<<<<

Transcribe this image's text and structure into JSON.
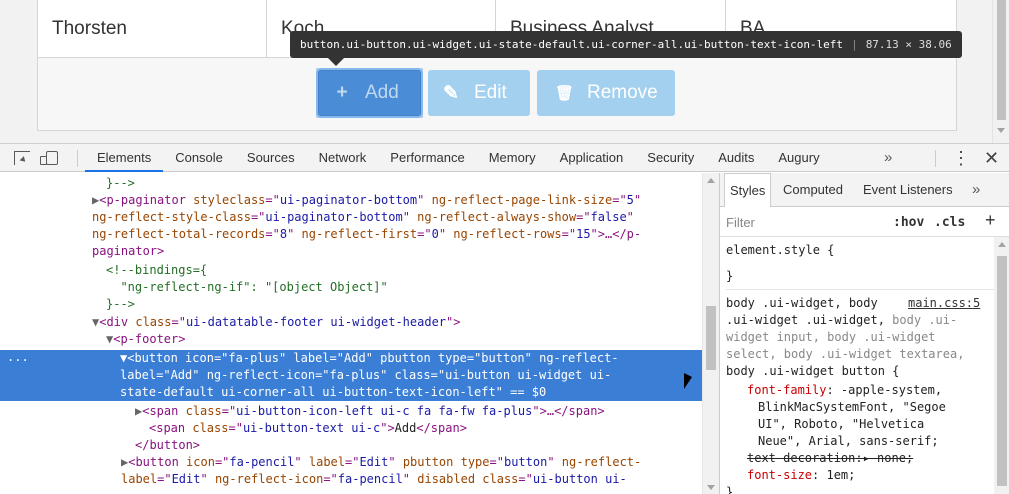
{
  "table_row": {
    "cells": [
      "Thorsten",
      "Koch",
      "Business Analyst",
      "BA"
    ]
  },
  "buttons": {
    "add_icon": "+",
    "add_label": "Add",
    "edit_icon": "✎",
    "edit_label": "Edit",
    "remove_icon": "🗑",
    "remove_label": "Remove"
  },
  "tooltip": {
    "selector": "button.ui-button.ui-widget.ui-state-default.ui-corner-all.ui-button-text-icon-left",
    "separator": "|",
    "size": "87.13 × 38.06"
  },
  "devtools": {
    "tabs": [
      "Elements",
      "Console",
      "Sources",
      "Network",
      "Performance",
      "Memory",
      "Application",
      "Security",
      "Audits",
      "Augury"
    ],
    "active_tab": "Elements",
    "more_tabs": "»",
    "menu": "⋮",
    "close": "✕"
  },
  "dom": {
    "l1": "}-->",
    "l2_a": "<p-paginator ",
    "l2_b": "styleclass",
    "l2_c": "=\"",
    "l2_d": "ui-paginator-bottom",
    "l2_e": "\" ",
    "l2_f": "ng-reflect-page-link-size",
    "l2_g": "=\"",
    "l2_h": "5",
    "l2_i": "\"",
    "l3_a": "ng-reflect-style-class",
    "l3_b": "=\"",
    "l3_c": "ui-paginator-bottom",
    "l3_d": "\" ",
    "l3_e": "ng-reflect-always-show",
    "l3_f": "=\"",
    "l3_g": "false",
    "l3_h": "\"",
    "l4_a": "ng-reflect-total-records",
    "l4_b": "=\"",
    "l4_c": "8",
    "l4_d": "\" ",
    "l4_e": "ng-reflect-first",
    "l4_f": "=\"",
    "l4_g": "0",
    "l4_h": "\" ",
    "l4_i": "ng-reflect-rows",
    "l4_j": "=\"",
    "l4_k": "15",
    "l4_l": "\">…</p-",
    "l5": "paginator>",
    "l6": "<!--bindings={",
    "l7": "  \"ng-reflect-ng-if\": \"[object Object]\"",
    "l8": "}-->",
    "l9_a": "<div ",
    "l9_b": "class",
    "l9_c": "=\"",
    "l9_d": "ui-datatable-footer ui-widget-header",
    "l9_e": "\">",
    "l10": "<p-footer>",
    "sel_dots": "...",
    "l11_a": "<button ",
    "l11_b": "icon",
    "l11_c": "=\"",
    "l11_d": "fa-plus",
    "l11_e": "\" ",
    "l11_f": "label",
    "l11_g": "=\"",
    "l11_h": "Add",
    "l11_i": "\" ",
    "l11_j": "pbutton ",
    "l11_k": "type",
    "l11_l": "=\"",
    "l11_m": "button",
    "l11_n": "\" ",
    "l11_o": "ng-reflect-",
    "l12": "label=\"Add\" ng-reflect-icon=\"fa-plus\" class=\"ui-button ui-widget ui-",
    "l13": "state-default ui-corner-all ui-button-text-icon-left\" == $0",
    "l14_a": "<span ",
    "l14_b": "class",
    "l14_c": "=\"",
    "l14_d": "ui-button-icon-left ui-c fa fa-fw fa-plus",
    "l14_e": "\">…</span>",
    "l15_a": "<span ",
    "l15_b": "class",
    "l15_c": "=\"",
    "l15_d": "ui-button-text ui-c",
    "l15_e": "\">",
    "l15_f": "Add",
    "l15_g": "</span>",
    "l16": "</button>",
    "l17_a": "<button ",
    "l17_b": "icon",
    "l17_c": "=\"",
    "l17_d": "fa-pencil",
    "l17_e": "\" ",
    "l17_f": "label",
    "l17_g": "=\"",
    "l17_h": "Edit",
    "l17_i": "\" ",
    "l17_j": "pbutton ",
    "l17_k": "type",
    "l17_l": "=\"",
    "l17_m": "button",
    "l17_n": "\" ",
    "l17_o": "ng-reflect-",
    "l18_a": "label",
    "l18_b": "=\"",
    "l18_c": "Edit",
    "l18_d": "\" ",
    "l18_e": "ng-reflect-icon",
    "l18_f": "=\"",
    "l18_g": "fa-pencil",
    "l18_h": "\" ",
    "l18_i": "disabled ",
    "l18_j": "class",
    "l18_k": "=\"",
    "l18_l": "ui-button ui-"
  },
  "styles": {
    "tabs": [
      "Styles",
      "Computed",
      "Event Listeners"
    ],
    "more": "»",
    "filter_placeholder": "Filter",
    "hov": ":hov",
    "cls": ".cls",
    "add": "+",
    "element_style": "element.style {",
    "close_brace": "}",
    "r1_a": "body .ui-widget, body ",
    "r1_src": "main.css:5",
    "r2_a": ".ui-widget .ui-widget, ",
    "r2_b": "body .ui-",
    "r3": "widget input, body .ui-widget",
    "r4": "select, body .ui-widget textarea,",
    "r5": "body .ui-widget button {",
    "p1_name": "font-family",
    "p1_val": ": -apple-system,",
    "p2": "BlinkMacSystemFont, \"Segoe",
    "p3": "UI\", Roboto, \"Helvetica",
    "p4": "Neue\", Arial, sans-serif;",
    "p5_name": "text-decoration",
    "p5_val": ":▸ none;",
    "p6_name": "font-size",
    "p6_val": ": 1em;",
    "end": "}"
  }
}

>>>>

### WHAT TO DO
Leave the images out, please, and restate each line word for word.

### COMPLETED EXERCISE
Transcribe this image's text and structure into JSON.
{
  "table_row": {
    "cells": [
      "Thorsten",
      "Koch",
      "Business Analyst",
      "BA"
    ]
  },
  "buttons": {
    "add_icon": "+",
    "add_label": "Add",
    "edit_icon": "✎",
    "edit_label": "Edit",
    "remove_icon": "🗑",
    "remove_label": "Remove"
  },
  "tooltip": {
    "selector": "button.ui-button.ui-widget.ui-state-default.ui-corner-all.ui-button-text-icon-left",
    "separator": "|",
    "size": "87.13 × 38.06"
  },
  "devtools": {
    "tabs": [
      "Elements",
      "Console",
      "Sources",
      "Network",
      "Performance",
      "Memory",
      "Application",
      "Security",
      "Audits",
      "Augury"
    ],
    "active_tab": "Elements",
    "more_tabs": "»",
    "menu": "⋮",
    "close": "✕"
  },
  "dom": {
    "l1": "}-->",
    "l2_a": "<p-paginator ",
    "l2_b": "styleclass",
    "l2_c": "=\"",
    "l2_d": "ui-paginator-bottom",
    "l2_e": "\" ",
    "l2_f": "ng-reflect-page-link-size",
    "l2_g": "=\"",
    "l2_h": "5",
    "l2_i": "\"",
    "l3_a": "ng-reflect-style-class",
    "l3_b": "=\"",
    "l3_c": "ui-paginator-bottom",
    "l3_d": "\" ",
    "l3_e": "ng-reflect-always-show",
    "l3_f": "=\"",
    "l3_g": "false",
    "l3_h": "\"",
    "l4_a": "ng-reflect-total-records",
    "l4_b": "=\"",
    "l4_c": "8",
    "l4_d": "\" ",
    "l4_e": "ng-reflect-first",
    "l4_f": "=\"",
    "l4_g": "0",
    "l4_h": "\" ",
    "l4_i": "ng-reflect-rows",
    "l4_j": "=\"",
    "l4_k": "15",
    "l4_l": "\">…</p-",
    "l5": "paginator>",
    "l6": "<!--bindings={",
    "l7": "  \"ng-reflect-ng-if\": \"[object Object]\"",
    "l8": "}-->",
    "l9_a": "<div ",
    "l9_b": "class",
    "l9_c": "=\"",
    "l9_d": "ui-datatable-footer ui-widget-header",
    "l9_e": "\">",
    "l10": "<p-footer>",
    "sel_dots": "...",
    "l11_a": "<button ",
    "l11_b": "icon",
    "l11_c": "=\"",
    "l11_d": "fa-plus",
    "l11_e": "\" ",
    "l11_f": "label",
    "l11_g": "=\"",
    "l11_h": "Add",
    "l11_i": "\" ",
    "l11_j": "pbutton ",
    "l11_k": "type",
    "l11_l": "=\"",
    "l11_m": "button",
    "l11_n": "\" ",
    "l11_o": "ng-reflect-",
    "l12": "label=\"Add\" ng-reflect-icon=\"fa-plus\" class=\"ui-button ui-widget ui-",
    "l13": "state-default ui-corner-all ui-button-text-icon-left\" == $0",
    "l14_a": "<span ",
    "l14_b": "class",
    "l14_c": "=\"",
    "l14_d": "ui-button-icon-left ui-c fa fa-fw fa-plus",
    "l14_e": "\">…</span>",
    "l15_a": "<span ",
    "l15_b": "class",
    "l15_c": "=\"",
    "l15_d": "ui-button-text ui-c",
    "l15_e": "\">",
    "l15_f": "Add",
    "l15_g": "</span>",
    "l16": "</button>",
    "l17_a": "<button ",
    "l17_b": "icon",
    "l17_c": "=\"",
    "l17_d": "fa-pencil",
    "l17_e": "\" ",
    "l17_f": "label",
    "l17_g": "=\"",
    "l17_h": "Edit",
    "l17_i": "\" ",
    "l17_j": "pbutton ",
    "l17_k": "type",
    "l17_l": "=\"",
    "l17_m": "button",
    "l17_n": "\" ",
    "l17_o": "ng-reflect-",
    "l18_a": "label",
    "l18_b": "=\"",
    "l18_c": "Edit",
    "l18_d": "\" ",
    "l18_e": "ng-reflect-icon",
    "l18_f": "=\"",
    "l18_g": "fa-pencil",
    "l18_h": "\" ",
    "l18_i": "disabled ",
    "l18_j": "class",
    "l18_k": "=\"",
    "l18_l": "ui-button ui-"
  },
  "styles": {
    "tabs": [
      "Styles",
      "Computed",
      "Event Listeners"
    ],
    "more": "»",
    "filter_placeholder": "Filter",
    "hov": ":hov",
    "cls": ".cls",
    "add": "+",
    "element_style": "element.style {",
    "close_brace": "}",
    "r1_a": "body .ui-widget, body ",
    "r1_src": "main.css:5",
    "r2_a": ".ui-widget .ui-widget, ",
    "r2_b": "body .ui-",
    "r3": "widget input, body .ui-widget",
    "r4": "select, body .ui-widget textarea,",
    "r5": "body .ui-widget button {",
    "p1_name": "font-family",
    "p1_val": ": -apple-system,",
    "p2": "BlinkMacSystemFont, \"Segoe",
    "p3": "UI\", Roboto, \"Helvetica",
    "p4": "Neue\", Arial, sans-serif;",
    "p5_name": "text-decoration",
    "p5_val": ":▸ none;",
    "p6_name": "font-size",
    "p6_val": ": 1em;",
    "end": "}"
  }
}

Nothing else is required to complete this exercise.